>> START Material provided

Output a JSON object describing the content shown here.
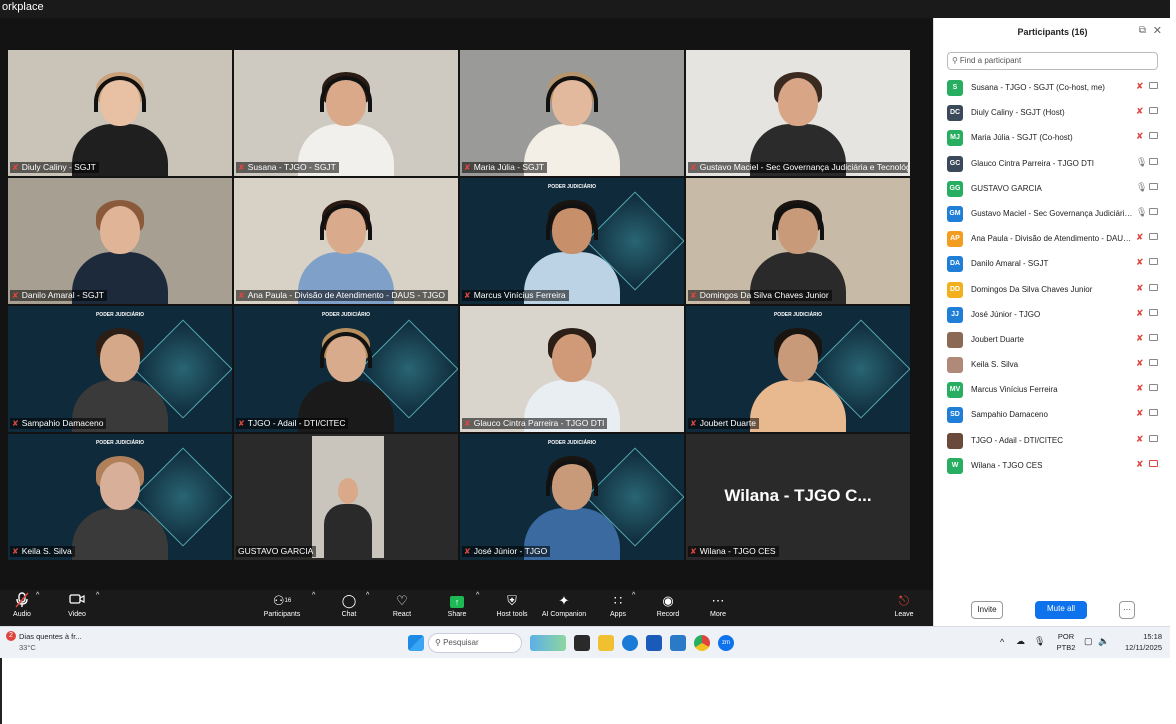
{
  "window": {
    "title": "orkplace"
  },
  "participants_panel": {
    "title": "Participants (16)",
    "search_placeholder": "Find a participant",
    "invite_label": "Invite",
    "mute_all_label": "Mute all",
    "more_label": "···",
    "participants": [
      {
        "initials": "S",
        "color": "#27ae60",
        "name": "Susana - TJGO - SGJT (Co-host, me)",
        "mic": "muted",
        "video": "off"
      },
      {
        "initials": "DC",
        "color": "#3b4a5a",
        "name": "Diuly Caliny - SGJT (Host)",
        "mic": "muted",
        "video": "off"
      },
      {
        "initials": "MJ",
        "color": "#27ae60",
        "name": "Maria Júlia - SGJT (Co-host)",
        "mic": "muted",
        "video": "off"
      },
      {
        "initials": "GC",
        "color": "#3b4a5a",
        "name": "Glauco Cintra Parreira - TJGO DTI",
        "mic": "on",
        "video": "off"
      },
      {
        "initials": "GG",
        "color": "#27ae60",
        "name": "GUSTAVO GARCIA",
        "mic": "on",
        "video": "off"
      },
      {
        "initials": "GM",
        "color": "#1f7fd6",
        "name": "Gustavo Maciel - Sec Governança Judiciária e Tecnológica",
        "mic": "on",
        "video": "off"
      },
      {
        "initials": "AP",
        "color": "#f29d1f",
        "name": "Ana Paula - Divisão de Atendimento - DAUS - TJGO",
        "mic": "muted",
        "video": "off"
      },
      {
        "initials": "DA",
        "color": "#1f7fd6",
        "name": "Danilo Amaral - SGJT",
        "mic": "muted",
        "video": "off"
      },
      {
        "initials": "DD",
        "color": "#f2b01f",
        "name": "Domingos Da Silva Chaves Junior",
        "mic": "muted",
        "video": "off"
      },
      {
        "initials": "JJ",
        "color": "#1f7fd6",
        "name": "José Júnior - TJGO",
        "mic": "muted",
        "video": "off"
      },
      {
        "initials": "",
        "color": "#8a6a55",
        "name": "Joubert Duarte",
        "mic": "muted",
        "video": "off"
      },
      {
        "initials": "",
        "color": "#b08a78",
        "name": "Keila S. Silva",
        "mic": "muted",
        "video": "off"
      },
      {
        "initials": "MV",
        "color": "#27ae60",
        "name": "Marcus Vinícius Ferreira",
        "mic": "muted",
        "video": "off"
      },
      {
        "initials": "SD",
        "color": "#1f7fd6",
        "name": "Sampahio Damaceno",
        "mic": "muted",
        "video": "off"
      },
      {
        "initials": "",
        "color": "#6a4a3a",
        "name": "TJGO - Adail - DTI/CITEC",
        "mic": "muted",
        "video": "off"
      },
      {
        "initials": "W",
        "color": "#27ae60",
        "name": "Wilana - TJGO CES",
        "mic": "muted",
        "video": "off-red"
      }
    ]
  },
  "tiles": [
    {
      "name": "Diuly Caliny - SGJT",
      "bg": "#c9c3b8",
      "skin": "#e8c0a4",
      "hair": "#c9a27a",
      "shirt": "#1f1f1f",
      "headset": true
    },
    {
      "name": "Susana - TJGO - SGJT",
      "bg": "#cfcac1",
      "skin": "#d9a98a",
      "hair": "#2a1c14",
      "shirt": "#f2f0ec",
      "headset": true
    },
    {
      "name": "Maria Júlia - SGJT",
      "bg": "#9a9a98",
      "skin": "#e3b99d",
      "hair": "#b8956a",
      "shirt": "#f3efe6",
      "headset": true
    },
    {
      "name": "Gustavo Maciel - Sec Governança Judiciária e Tecnológica",
      "bg": "#e6e4e0",
      "skin": "#d8a587",
      "hair": "#3a2a20",
      "shirt": "#2b2b2b",
      "headset": false
    },
    {
      "name": "Danilo Amaral - SGJT",
      "bg": "#a89f93",
      "skin": "#e0b497",
      "hair": "#8a5a3a",
      "shirt": "#1c2a3c",
      "headset": false
    },
    {
      "name": "Ana Paula - Divisão de Atendimento - DAUS - TJGO",
      "bg": "#d8d2c6",
      "skin": "#d9ab8c",
      "hair": "#2a1a12",
      "shirt": "#7fa0c8",
      "headset": true
    },
    {
      "name": "Marcus Vinícius Ferreira",
      "bg": "#0f2a3a",
      "skin": "#c78f6a",
      "hair": "#1a1410",
      "shirt": "#bcd3e6",
      "headset": true,
      "brand": true
    },
    {
      "name": "Domingos Da Silva Chaves Junior",
      "bg": "#c7bba8",
      "skin": "#c99a7a",
      "hair": "#1a1410",
      "shirt": "#2a2a2a",
      "headset": true
    },
    {
      "name": "Sampahio Damaceno",
      "bg": "#0f2a3a",
      "skin": "#d6a88a",
      "hair": "#2a1e16",
      "shirt": "#3a3a3a",
      "headset": false,
      "brand": true
    },
    {
      "name": "TJGO - Adail - DTI/CITEC",
      "bg": "#0f2a3a",
      "skin": "#d8ab8c",
      "hair": "#b89060",
      "shirt": "#1a1a1a",
      "headset": true,
      "brand": true
    },
    {
      "name": "Glauco Cintra Parreira - TJGO DTI",
      "bg": "#d9d4cc",
      "skin": "#d09a78",
      "hair": "#2a1e16",
      "shirt": "#e9eef3",
      "headset": false
    },
    {
      "name": "Joubert Duarte",
      "bg": "#0f2a3a",
      "skin": "#c99a7a",
      "hair": "#1a1410",
      "shirt": "#e8b88e",
      "headset": false,
      "brand": true
    },
    {
      "name": "Keila S. Silva",
      "bg": "#0f2a3a",
      "skin": "#d8b09a",
      "hair": "#b0805a",
      "shirt": "#3a3a3a",
      "headset": false,
      "brand": true
    },
    {
      "name": "GUSTAVO GARCIA",
      "bg": "#2a2a2a",
      "skin": "#d9a98a",
      "hair": "#3a2a20",
      "shirt": "#2a2a2a",
      "headset": false,
      "active": true
    },
    {
      "name": "José Júnior - TJGO",
      "bg": "#0f2a3a",
      "skin": "#c99a7a",
      "hair": "#1a1410",
      "shirt": "#3a6aa0",
      "headset": true,
      "brand": true
    },
    {
      "name": "Wilana - TJGO CES",
      "bg": "#2a2a2a",
      "display_name": "Wilana - TJGO C...",
      "video": "off"
    }
  ],
  "brand_logo_text": "PODER JUDICIÁRIO",
  "toolbar": {
    "audio": "Audio",
    "video": "Video",
    "participants": "Participants",
    "participants_count": "16",
    "chat": "Chat",
    "react": "React",
    "share": "Share",
    "host_tools": "Host tools",
    "ai_companion": "AI Companion",
    "apps": "Apps",
    "record": "Record",
    "more": "More",
    "leave": "Leave"
  },
  "taskbar": {
    "weather_title": "Dias quentes à fr...",
    "weather_temp": "33°C",
    "search_placeholder": "Pesquisar",
    "lang_top": "POR",
    "lang_bottom": "PTB2",
    "time": "15:18",
    "date": "12/11/2025",
    "notification_count": "2"
  }
}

>> END Material provided

Stated task:
Find the word "Joubert" in the data and show each line that holds it.

Answer for the task:
        "name": "Joubert Duarte",
      "name": "Joubert Duarte",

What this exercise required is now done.